____ Data provided
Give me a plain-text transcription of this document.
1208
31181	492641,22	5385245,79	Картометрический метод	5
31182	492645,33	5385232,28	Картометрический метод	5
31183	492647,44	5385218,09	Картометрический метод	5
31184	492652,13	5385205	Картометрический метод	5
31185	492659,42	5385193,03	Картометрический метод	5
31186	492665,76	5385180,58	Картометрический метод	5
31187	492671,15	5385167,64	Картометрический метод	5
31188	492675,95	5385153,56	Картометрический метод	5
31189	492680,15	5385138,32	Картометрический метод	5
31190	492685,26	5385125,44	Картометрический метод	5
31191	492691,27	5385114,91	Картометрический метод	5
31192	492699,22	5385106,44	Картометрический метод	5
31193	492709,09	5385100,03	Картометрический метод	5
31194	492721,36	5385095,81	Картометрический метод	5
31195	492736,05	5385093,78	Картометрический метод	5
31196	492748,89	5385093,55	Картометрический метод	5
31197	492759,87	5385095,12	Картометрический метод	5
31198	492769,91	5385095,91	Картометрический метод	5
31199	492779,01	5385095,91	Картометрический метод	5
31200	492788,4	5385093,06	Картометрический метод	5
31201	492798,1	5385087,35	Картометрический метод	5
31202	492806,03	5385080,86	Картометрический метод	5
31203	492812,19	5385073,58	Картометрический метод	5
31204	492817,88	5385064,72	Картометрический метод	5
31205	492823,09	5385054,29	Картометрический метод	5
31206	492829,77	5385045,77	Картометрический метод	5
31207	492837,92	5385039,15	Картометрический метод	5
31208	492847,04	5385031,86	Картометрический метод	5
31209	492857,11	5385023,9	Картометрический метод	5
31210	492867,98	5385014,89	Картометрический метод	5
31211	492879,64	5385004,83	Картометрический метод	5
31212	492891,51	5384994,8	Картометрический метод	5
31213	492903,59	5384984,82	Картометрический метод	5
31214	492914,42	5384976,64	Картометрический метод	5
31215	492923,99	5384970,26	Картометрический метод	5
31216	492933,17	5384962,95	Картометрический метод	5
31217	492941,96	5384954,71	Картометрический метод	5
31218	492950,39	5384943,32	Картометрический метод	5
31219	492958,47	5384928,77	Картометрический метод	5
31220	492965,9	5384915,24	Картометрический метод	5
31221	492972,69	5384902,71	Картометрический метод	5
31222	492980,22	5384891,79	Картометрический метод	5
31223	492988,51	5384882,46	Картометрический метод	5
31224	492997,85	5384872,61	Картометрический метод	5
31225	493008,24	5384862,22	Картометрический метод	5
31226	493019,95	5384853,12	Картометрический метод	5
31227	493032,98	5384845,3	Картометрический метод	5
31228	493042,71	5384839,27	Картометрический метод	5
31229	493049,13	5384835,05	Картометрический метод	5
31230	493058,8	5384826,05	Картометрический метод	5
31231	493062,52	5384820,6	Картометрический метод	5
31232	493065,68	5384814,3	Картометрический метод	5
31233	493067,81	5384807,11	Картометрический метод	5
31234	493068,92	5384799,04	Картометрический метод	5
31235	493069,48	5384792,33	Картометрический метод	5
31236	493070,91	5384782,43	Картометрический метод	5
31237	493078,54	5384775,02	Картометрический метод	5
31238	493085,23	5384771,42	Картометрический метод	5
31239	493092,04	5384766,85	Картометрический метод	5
________
- Work to be completed: Your task is to reproduce all of the records exactly.

- Answer in full:
Give me a plain-text transcription of this document.
1208
31181	492641,22	5385245,79	Картометрический метод	5
31182	492645,33	5385232,28	Картометрический метод	5
31183	492647,44	5385218,09	Картометрический метод	5
31184	492652,13	5385205	Картометрический метод	5
31185	492659,42	5385193,03	Картометрический метод	5
31186	492665,76	5385180,58	Картометрический метод	5
31187	492671,15	5385167,64	Картометрический метод	5
31188	492675,95	5385153,56	Картометрический метод	5
31189	492680,15	5385138,32	Картометрический метод	5
31190	492685,26	5385125,44	Картометрический метод	5
31191	492691,27	5385114,91	Картометрический метод	5
31192	492699,22	5385106,44	Картометрический метод	5
31193	492709,09	5385100,03	Картометрический метод	5
31194	492721,36	5385095,81	Картометрический метод	5
31195	492736,05	5385093,78	Картометрический метод	5
31196	492748,89	5385093,55	Картометрический метод	5
31197	492759,87	5385095,12	Картометрический метод	5
31198	492769,91	5385095,91	Картометрический метод	5
31199	492779,01	5385095,91	Картометрический метод	5
31200	492788,4	5385093,06	Картометрический метод	5
31201	492798,1	5385087,35	Картометрический метод	5
31202	492806,03	5385080,86	Картометрический метод	5
31203	492812,19	5385073,58	Картометрический метод	5
31204	492817,88	5385064,72	Картометрический метод	5
31205	492823,09	5385054,29	Картометрический метод	5
31206	492829,77	5385045,77	Картометрический метод	5
31207	492837,92	5385039,15	Картометрический метод	5
31208	492847,04	5385031,86	Картометрический метод	5
31209	492857,11	5385023,9	Картометрический метод	5
31210	492867,98	5385014,89	Картометрический метод	5
31211	492879,64	5385004,83	Картометрический метод	5
31212	492891,51	5384994,8	Картометрический метод	5
31213	492903,59	5384984,82	Картометрический метод	5
31214	492914,42	5384976,64	Картометрический метод	5
31215	492923,99	5384970,26	Картометрический метод	5
31216	492933,17	5384962,95	Картометрический метод	5
31217	492941,96	5384954,71	Картометрический метод	5
31218	492950,39	5384943,32	Картометрический метод	5
31219	492958,47	5384928,77	Картометрический метод	5
31220	492965,9	5384915,24	Картометрический метод	5
31221	492972,69	5384902,71	Картометрический метод	5
31222	492980,22	5384891,79	Картометрический метод	5
31223	492988,51	5384882,46	Картометрический метод	5
31224	492997,85	5384872,61	Картометрический метод	5
31225	493008,24	5384862,22	Картометрический метод	5
31226	493019,95	5384853,12	Картометрический метод	5
31227	493032,98	5384845,3	Картометрический метод	5
31228	493042,71	5384839,27	Картометрический метод	5
31229	493049,13	5384835,05	Картометрический метод	5
31230	493058,8	5384826,05	Картометрический метод	5
31231	493062,52	5384820,6	Картометрический метод	5
31232	493065,68	5384814,3	Картометрический метод	5
31233	493067,81	5384807,11	Картометрический метод	5
31234	493068,92	5384799,04	Картометрический метод	5
31235	493069,48	5384792,33	Картометрический метод	5
31236	493070,91	5384782,43	Картометрический метод	5
31237	493078,54	5384775,02	Картометрический метод	5
31238	493085,23	5384771,42	Картометрический метод	5
31239	493092,04	5384766,85	Картометрический метод	5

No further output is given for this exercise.